● **REQUEST**
Update the listing from its first line through the line that contains "x-tick-label: 1995 xyxy=(131,424,167,444)", inclusive, so that every "legend-label" becomes "legend-entry" and nothing else changes. Return only those lines.

● **RECORD EXTRACTS**
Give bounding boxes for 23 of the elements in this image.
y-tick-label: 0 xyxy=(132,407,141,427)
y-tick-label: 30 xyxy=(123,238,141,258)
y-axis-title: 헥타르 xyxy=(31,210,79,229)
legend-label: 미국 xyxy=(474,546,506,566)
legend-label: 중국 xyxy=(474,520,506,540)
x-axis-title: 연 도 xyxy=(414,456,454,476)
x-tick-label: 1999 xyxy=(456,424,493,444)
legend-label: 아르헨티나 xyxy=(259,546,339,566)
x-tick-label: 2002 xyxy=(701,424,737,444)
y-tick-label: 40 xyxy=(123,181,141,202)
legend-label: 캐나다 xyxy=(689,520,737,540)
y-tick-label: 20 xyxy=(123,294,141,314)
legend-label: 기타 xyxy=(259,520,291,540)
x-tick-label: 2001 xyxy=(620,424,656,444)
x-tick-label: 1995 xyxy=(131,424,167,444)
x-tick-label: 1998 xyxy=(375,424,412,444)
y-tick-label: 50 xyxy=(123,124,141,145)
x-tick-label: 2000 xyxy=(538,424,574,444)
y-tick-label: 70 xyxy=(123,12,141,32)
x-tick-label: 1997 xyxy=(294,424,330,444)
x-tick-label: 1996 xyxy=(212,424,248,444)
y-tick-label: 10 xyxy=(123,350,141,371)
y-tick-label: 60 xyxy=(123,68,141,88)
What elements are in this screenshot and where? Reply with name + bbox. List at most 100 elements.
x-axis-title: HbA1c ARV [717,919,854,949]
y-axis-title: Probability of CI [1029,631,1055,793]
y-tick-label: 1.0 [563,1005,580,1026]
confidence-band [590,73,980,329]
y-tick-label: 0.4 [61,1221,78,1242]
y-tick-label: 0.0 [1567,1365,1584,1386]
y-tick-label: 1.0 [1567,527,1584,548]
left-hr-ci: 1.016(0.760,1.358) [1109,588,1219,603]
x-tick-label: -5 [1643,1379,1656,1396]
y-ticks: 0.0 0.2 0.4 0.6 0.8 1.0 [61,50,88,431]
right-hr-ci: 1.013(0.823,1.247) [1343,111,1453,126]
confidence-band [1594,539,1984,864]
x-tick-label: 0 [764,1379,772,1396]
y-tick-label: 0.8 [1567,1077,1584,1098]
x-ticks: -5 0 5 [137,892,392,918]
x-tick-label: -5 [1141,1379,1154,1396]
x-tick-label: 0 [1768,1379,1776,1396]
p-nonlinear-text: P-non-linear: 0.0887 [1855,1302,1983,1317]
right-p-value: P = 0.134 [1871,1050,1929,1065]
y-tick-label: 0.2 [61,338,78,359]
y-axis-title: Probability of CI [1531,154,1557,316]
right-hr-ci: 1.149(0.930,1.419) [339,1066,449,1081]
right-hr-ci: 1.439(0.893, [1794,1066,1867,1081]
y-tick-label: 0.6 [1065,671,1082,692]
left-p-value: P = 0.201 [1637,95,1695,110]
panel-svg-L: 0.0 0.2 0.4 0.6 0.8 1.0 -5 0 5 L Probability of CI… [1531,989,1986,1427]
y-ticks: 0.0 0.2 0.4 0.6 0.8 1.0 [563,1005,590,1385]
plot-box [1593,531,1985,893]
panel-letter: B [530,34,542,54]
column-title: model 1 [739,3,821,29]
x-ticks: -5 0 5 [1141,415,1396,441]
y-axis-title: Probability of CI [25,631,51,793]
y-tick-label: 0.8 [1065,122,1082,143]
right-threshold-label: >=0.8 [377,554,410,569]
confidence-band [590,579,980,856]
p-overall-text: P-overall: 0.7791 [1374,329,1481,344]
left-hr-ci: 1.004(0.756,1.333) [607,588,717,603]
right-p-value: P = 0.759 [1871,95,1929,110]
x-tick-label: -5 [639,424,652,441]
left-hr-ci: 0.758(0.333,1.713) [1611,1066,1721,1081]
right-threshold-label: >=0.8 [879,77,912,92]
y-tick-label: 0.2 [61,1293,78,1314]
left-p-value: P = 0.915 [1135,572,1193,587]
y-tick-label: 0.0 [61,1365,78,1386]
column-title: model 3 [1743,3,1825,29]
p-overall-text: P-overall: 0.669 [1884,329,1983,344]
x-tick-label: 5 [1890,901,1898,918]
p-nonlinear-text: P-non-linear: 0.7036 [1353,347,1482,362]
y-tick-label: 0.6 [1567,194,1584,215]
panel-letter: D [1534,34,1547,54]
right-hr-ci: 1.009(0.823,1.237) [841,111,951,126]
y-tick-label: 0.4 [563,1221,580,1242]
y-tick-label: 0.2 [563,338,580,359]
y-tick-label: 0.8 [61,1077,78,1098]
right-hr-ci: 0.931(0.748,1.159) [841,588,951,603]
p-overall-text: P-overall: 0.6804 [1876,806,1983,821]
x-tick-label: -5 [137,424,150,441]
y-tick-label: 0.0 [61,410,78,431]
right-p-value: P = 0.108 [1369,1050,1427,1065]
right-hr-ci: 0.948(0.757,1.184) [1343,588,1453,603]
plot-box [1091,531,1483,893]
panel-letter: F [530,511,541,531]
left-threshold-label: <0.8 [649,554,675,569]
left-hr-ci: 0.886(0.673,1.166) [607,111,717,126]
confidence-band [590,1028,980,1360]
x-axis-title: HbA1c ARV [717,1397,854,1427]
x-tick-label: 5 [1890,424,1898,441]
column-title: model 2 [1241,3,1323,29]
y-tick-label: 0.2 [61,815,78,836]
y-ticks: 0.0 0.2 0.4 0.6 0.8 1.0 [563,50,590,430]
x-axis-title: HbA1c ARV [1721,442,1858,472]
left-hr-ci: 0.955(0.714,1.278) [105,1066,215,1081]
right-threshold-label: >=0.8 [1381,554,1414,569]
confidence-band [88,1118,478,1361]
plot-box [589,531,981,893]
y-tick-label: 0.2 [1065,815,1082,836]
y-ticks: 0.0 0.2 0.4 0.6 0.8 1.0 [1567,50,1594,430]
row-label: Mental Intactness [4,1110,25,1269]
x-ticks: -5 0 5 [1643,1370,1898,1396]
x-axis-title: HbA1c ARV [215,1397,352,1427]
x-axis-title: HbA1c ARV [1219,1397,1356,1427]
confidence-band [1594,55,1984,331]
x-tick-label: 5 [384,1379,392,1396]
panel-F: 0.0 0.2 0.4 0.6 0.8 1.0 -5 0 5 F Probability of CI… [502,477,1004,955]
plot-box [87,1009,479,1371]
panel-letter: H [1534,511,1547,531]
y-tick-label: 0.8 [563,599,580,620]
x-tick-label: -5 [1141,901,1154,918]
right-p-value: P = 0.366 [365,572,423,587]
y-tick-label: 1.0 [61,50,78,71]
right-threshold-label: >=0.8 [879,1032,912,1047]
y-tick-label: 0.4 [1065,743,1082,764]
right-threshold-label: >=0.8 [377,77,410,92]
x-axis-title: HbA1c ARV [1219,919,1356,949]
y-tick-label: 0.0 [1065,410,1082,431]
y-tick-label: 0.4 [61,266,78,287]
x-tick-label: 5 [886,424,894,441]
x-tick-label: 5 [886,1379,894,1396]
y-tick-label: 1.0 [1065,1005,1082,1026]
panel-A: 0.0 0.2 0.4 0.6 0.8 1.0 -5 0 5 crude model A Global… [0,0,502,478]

● **EXPECTED ANSWER**
Give bounding boxes for 23 of the elements in this image.
y-tick-label: 0 xyxy=(132,407,141,427)
y-tick-label: 30 xyxy=(123,238,141,258)
y-axis-title: 헥타르 xyxy=(31,210,79,229)
legend-entry: 미국 xyxy=(474,546,506,566)
legend-entry: 중국 xyxy=(474,520,506,540)
x-axis-title: 연 도 xyxy=(414,456,454,476)
x-tick-label: 1999 xyxy=(456,424,493,444)
legend-entry: 아르헨티나 xyxy=(259,546,339,566)
x-tick-label: 2002 xyxy=(701,424,737,444)
y-tick-label: 40 xyxy=(123,181,141,202)
legend-entry: 캐나다 xyxy=(689,520,737,540)
y-tick-label: 20 xyxy=(123,294,141,314)
legend-entry: 기타 xyxy=(259,520,291,540)
x-tick-label: 2001 xyxy=(620,424,656,444)
x-tick-label: 1995 xyxy=(131,424,167,444)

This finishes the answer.